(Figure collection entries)
>> begin

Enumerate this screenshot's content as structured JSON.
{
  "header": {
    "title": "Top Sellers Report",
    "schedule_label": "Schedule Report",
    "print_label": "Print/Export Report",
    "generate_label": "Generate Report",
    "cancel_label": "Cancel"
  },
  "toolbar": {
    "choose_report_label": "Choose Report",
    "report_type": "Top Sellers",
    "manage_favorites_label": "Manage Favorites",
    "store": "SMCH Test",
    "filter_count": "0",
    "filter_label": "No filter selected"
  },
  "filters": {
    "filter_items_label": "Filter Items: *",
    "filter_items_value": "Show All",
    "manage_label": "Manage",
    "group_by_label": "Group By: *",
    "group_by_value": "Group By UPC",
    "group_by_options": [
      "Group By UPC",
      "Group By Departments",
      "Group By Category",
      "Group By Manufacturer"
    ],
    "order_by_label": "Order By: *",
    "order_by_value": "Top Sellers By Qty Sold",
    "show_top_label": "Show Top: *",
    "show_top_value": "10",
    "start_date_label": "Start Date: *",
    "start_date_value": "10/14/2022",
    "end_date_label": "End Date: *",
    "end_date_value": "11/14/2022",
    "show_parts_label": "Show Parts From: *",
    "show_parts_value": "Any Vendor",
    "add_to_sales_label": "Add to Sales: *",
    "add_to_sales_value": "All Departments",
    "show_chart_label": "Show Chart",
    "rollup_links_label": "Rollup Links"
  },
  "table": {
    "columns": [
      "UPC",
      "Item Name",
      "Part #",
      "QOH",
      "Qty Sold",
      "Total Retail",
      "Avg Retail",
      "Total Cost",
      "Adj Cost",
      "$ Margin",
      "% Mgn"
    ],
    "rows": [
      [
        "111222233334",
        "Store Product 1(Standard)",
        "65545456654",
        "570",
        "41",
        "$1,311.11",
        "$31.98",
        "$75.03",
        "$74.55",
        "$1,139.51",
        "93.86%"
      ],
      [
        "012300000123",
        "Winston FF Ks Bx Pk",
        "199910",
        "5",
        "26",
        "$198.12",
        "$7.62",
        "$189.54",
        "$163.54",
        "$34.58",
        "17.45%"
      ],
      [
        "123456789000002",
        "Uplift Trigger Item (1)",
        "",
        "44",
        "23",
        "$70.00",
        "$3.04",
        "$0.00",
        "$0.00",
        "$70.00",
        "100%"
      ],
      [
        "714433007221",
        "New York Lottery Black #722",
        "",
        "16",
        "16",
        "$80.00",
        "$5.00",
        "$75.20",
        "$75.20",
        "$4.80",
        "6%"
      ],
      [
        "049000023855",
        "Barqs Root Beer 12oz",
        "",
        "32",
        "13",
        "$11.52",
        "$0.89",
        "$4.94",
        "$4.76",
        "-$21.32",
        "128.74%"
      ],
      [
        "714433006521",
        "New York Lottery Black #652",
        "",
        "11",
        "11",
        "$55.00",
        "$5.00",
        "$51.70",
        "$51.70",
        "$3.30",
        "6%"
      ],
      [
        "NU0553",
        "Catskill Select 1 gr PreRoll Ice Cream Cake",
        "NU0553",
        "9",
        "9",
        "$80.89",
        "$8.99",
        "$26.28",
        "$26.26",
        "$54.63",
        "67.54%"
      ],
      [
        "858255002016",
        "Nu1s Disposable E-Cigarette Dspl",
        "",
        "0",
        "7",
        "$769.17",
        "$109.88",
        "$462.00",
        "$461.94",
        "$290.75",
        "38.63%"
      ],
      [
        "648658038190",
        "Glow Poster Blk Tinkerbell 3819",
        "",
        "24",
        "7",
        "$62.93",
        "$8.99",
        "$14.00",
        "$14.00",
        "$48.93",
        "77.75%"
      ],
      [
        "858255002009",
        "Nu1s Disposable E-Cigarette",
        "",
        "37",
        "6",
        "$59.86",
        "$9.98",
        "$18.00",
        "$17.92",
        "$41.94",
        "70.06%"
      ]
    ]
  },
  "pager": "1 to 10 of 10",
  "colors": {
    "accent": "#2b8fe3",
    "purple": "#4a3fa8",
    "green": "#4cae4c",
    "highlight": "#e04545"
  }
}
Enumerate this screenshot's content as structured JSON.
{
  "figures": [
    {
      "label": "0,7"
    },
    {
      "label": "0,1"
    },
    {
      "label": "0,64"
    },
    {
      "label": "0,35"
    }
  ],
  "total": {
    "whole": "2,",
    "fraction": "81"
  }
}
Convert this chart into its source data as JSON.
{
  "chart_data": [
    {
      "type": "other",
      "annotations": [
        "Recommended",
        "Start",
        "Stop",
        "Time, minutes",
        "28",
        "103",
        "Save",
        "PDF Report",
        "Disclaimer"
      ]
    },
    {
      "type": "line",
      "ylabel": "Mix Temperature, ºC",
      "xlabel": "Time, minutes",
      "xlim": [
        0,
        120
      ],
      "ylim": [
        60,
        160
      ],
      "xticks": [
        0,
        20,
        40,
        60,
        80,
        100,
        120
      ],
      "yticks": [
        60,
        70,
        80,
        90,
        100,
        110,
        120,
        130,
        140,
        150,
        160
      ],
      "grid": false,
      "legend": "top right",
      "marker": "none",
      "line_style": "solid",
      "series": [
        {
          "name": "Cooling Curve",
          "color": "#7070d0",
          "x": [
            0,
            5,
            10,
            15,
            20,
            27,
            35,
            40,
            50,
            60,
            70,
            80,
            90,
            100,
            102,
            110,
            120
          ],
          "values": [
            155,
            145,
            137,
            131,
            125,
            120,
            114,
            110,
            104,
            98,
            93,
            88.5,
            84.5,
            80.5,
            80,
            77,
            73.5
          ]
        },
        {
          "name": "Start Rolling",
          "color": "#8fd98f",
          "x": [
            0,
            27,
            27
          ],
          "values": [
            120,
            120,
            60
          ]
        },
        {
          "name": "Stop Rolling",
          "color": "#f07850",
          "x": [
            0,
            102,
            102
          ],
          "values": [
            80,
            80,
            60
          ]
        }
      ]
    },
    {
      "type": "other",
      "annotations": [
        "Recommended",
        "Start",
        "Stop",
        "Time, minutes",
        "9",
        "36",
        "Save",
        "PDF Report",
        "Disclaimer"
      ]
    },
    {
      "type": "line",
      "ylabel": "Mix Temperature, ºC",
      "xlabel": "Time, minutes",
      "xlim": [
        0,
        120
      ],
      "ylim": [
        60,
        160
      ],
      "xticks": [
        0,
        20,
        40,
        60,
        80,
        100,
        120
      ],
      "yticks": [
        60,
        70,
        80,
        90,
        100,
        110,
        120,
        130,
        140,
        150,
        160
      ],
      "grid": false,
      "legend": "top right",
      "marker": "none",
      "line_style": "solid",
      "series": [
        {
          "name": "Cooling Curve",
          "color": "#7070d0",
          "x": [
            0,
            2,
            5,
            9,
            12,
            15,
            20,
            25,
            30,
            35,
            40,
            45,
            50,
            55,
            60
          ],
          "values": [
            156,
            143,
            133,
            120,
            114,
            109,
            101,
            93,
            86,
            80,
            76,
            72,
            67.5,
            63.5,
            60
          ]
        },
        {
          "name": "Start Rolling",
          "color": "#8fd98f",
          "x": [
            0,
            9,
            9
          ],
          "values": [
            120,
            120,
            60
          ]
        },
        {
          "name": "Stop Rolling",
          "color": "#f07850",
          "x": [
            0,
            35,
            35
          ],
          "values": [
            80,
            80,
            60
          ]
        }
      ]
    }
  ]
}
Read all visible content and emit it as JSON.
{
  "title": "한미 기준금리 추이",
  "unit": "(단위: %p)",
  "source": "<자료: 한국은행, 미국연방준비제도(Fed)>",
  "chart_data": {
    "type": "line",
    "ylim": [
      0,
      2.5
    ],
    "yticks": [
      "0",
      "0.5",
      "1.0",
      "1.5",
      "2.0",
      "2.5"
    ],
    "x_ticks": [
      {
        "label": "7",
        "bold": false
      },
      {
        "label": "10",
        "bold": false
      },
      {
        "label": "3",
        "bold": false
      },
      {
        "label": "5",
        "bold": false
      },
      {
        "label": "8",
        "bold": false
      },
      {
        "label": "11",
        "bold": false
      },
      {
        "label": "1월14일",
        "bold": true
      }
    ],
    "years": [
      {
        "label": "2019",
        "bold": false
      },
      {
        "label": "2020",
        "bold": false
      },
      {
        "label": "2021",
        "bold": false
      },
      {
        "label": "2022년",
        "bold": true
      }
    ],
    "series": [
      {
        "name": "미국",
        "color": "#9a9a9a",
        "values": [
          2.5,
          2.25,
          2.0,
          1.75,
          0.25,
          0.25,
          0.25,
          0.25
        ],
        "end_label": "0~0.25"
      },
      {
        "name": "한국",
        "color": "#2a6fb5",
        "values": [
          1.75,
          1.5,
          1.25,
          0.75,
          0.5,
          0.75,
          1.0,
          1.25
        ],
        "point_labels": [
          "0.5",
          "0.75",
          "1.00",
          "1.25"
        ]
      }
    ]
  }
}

>> end

### Directions
Show every line of the listing in which the string "Disposable" can be found.

### Completed task
        "Nu1s Disposable E-Cigarette Dspl",
        "Nu1s Disposable E-Cigarette",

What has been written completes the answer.